Work instructions:
Copy out, from the entries below, each line holding the string "JSON".

Dataset records:
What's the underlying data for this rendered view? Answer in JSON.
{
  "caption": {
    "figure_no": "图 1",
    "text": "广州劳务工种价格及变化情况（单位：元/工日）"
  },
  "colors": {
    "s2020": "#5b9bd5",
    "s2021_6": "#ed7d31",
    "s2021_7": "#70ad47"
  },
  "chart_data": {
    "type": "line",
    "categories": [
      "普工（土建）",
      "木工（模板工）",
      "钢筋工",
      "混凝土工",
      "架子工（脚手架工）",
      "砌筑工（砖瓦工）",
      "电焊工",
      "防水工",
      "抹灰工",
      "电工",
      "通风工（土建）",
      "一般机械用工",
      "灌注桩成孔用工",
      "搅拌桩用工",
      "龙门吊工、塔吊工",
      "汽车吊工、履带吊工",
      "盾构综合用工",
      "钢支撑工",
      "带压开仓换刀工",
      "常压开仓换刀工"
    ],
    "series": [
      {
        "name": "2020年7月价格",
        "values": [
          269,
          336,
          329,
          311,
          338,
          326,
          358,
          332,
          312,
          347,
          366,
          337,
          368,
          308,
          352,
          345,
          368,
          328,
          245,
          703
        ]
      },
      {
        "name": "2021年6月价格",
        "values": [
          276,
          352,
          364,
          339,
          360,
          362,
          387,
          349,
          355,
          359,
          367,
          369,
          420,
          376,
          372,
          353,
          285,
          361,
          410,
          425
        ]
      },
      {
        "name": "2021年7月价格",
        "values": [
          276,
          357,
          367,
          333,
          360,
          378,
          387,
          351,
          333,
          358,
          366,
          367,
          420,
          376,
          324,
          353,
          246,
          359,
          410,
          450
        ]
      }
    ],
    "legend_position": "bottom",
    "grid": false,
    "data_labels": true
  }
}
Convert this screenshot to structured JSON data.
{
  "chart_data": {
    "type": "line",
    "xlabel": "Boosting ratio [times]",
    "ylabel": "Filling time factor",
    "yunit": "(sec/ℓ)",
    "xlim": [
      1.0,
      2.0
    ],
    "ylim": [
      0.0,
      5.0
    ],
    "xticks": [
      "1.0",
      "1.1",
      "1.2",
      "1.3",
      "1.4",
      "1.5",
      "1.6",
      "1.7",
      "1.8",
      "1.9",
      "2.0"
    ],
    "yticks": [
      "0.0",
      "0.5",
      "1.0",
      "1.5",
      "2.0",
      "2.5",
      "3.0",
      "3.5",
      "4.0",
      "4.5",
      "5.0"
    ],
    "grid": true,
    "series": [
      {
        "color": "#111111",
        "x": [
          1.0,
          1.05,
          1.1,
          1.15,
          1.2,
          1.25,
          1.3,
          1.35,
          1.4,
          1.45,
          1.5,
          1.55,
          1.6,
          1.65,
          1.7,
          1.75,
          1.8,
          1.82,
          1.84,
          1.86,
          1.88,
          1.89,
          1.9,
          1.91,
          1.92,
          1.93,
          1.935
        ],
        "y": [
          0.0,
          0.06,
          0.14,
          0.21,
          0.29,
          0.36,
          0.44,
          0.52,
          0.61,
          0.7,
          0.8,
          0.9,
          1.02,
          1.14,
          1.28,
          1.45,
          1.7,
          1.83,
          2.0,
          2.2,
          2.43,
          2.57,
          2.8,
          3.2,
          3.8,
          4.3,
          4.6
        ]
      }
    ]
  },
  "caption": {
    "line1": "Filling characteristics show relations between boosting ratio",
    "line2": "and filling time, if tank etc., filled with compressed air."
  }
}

The reply:
What's the underlying data for this rendered view? Answer in JSON.
Convert this screenshot to structured JSON data.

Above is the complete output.